→ **MATERIAL SUPPLIED**
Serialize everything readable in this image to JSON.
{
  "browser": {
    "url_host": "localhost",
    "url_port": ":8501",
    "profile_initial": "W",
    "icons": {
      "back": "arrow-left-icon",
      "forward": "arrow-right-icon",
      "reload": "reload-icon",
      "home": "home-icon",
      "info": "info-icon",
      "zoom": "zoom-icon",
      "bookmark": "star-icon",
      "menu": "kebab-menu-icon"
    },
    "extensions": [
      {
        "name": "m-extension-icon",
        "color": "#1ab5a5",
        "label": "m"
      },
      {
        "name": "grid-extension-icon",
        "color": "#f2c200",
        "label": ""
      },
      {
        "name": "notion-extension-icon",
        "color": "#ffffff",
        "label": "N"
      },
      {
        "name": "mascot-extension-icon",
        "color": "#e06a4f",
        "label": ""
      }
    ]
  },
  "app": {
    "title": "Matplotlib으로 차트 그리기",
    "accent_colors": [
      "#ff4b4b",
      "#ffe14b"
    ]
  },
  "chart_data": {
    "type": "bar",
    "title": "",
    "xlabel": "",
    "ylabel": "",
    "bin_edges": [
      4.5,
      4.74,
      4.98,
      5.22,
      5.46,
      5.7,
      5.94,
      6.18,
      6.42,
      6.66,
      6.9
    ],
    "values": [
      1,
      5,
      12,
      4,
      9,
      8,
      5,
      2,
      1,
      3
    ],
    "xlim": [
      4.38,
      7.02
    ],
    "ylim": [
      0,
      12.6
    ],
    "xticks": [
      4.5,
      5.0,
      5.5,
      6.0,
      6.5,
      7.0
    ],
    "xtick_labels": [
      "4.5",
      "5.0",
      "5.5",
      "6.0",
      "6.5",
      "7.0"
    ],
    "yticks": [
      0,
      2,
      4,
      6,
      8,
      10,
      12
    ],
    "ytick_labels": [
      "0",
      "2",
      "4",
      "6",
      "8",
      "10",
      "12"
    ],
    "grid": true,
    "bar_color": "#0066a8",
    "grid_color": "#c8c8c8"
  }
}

→ **WORK REQUIRED**
Write out all the records above again, exactly as they stand.

→ **THE RESPONSE**
Serialize everything readable in this image to JSON.
{
  "browser": {
    "url_host": "localhost",
    "url_port": ":8501",
    "profile_initial": "W",
    "icons": {
      "back": "arrow-left-icon",
      "forward": "arrow-right-icon",
      "reload": "reload-icon",
      "home": "home-icon",
      "info": "info-icon",
      "zoom": "zoom-icon",
      "bookmark": "star-icon",
      "menu": "kebab-menu-icon"
    },
    "extensions": [
      {
        "name": "m-extension-icon",
        "color": "#1ab5a5",
        "label": "m"
      },
      {
        "name": "grid-extension-icon",
        "color": "#f2c200",
        "label": ""
      },
      {
        "name": "notion-extension-icon",
        "color": "#ffffff",
        "label": "N"
      },
      {
        "name": "mascot-extension-icon",
        "color": "#e06a4f",
        "label": ""
      }
    ]
  },
  "app": {
    "title": "Matplotlib으로 차트 그리기",
    "accent_colors": [
      "#ff4b4b",
      "#ffe14b"
    ]
  },
  "chart_data": {
    "type": "bar",
    "title": "",
    "xlabel": "",
    "ylabel": "",
    "bin_edges": [
      4.5,
      4.74,
      4.98,
      5.22,
      5.46,
      5.7,
      5.94,
      6.18,
      6.42,
      6.66,
      6.9
    ],
    "values": [
      1,
      5,
      12,
      4,
      9,
      8,
      5,
      2,
      1,
      3
    ],
    "xlim": [
      4.38,
      7.02
    ],
    "ylim": [
      0,
      12.6
    ],
    "xticks": [
      4.5,
      5.0,
      5.5,
      6.0,
      6.5,
      7.0
    ],
    "xtick_labels": [
      "4.5",
      "5.0",
      "5.5",
      "6.0",
      "6.5",
      "7.0"
    ],
    "yticks": [
      0,
      2,
      4,
      6,
      8,
      10,
      12
    ],
    "ytick_labels": [
      "0",
      "2",
      "4",
      "6",
      "8",
      "10",
      "12"
    ],
    "grid": true,
    "bar_color": "#0066a8",
    "grid_color": "#c8c8c8"
  }
}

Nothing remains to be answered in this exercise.